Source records
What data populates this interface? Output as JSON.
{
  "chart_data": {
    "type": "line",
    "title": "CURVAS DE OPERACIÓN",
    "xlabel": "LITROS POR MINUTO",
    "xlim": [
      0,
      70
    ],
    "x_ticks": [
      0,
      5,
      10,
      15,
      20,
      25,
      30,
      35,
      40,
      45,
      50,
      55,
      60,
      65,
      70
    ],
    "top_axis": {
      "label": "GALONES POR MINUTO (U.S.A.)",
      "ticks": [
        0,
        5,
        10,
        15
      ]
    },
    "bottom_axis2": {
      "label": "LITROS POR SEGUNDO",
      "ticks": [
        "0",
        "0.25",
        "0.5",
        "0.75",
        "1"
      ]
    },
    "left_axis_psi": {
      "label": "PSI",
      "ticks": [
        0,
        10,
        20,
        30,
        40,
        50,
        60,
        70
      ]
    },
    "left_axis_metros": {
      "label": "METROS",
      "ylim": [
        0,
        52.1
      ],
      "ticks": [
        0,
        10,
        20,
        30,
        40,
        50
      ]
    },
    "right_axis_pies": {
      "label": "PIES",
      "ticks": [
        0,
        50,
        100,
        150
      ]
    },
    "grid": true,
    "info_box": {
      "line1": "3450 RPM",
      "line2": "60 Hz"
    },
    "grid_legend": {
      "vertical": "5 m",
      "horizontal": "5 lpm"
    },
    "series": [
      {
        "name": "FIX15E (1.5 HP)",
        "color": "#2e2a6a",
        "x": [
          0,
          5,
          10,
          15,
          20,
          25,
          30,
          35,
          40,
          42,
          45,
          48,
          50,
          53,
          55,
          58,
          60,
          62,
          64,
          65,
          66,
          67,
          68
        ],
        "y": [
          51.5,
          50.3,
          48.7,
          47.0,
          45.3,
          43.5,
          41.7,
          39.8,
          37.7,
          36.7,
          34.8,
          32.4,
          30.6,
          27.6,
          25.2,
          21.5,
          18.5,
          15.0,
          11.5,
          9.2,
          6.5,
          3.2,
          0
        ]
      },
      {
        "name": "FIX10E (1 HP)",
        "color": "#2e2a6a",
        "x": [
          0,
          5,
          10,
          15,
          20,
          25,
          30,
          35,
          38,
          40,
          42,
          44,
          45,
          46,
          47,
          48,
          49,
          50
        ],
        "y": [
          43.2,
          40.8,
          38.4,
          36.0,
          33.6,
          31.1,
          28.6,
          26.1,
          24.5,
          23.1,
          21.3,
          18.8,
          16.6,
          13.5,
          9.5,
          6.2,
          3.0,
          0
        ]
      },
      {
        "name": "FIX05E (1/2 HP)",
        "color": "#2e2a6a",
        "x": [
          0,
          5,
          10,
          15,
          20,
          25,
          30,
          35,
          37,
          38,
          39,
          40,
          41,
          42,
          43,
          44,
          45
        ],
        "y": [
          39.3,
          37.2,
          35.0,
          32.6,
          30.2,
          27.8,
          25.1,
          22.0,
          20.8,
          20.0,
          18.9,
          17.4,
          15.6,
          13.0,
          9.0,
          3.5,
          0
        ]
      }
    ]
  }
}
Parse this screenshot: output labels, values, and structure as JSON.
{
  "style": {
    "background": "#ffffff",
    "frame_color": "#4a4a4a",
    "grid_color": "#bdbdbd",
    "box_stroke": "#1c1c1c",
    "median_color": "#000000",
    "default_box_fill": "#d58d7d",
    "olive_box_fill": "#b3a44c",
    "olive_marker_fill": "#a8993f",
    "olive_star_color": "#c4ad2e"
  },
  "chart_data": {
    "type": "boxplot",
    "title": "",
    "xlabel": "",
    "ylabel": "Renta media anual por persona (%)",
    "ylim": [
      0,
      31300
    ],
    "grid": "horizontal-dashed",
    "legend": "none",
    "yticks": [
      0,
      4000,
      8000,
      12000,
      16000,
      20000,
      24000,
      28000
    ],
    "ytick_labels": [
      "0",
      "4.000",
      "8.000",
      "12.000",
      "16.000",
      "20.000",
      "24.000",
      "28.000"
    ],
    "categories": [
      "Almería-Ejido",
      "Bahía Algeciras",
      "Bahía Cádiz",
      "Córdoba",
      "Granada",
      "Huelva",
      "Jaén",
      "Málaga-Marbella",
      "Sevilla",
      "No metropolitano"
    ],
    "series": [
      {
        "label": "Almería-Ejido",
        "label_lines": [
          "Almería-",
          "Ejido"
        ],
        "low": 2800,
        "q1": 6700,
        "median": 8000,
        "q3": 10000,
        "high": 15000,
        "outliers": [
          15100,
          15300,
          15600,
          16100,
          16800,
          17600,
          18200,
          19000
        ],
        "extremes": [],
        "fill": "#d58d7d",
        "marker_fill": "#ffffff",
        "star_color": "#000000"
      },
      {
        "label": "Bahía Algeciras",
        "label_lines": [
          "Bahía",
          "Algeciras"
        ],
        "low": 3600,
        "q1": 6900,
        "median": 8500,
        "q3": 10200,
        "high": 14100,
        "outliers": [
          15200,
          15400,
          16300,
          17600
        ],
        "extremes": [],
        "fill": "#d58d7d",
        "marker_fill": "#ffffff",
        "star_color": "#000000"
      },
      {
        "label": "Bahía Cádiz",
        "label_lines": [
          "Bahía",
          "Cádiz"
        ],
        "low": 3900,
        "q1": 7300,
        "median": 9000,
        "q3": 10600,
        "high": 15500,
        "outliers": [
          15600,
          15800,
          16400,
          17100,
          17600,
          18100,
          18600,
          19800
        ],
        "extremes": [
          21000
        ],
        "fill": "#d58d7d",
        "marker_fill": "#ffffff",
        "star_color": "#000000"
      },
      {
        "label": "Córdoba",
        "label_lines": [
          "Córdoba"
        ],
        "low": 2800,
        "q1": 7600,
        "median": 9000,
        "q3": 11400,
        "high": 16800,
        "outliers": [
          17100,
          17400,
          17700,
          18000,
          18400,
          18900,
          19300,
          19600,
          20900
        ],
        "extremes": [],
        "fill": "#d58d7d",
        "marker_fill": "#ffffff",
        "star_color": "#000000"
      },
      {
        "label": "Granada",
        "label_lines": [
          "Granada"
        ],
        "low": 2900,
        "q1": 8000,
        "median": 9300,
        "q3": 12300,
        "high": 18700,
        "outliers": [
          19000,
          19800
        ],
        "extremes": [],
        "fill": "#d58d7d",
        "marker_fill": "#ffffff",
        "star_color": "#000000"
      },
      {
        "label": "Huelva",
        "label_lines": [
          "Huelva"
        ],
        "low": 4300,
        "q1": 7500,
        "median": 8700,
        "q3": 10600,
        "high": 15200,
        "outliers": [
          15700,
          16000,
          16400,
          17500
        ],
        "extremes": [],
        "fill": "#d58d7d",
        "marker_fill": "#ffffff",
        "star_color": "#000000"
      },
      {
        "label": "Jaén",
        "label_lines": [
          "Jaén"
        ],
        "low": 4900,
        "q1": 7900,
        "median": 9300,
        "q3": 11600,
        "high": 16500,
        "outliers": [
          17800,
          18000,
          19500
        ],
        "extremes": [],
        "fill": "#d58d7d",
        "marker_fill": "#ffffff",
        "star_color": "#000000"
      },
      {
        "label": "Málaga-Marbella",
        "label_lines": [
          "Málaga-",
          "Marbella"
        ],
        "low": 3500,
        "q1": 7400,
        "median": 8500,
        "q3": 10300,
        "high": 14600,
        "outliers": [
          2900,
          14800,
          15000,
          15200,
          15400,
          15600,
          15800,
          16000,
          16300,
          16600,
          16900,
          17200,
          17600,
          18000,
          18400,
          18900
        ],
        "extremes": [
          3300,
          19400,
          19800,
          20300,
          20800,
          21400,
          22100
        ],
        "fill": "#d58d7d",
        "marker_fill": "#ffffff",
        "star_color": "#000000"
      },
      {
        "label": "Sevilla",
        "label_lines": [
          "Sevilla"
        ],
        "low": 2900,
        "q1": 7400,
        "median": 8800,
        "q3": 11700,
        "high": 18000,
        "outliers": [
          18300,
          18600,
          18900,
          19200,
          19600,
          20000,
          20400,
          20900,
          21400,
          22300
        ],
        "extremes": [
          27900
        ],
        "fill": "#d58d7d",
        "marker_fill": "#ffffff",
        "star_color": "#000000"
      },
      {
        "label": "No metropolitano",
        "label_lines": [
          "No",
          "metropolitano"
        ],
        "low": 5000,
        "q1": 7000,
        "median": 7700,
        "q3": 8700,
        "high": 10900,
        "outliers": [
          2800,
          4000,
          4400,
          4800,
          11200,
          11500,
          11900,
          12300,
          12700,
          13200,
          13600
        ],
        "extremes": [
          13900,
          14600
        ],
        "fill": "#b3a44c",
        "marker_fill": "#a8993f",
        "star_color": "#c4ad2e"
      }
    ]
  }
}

# Problem statement
Report every line in the data above in which the word "Málaga" appears.

# Answer
      "Málaga-Marbella",
        "label": "Málaga-Marbella",
          "Málaga-",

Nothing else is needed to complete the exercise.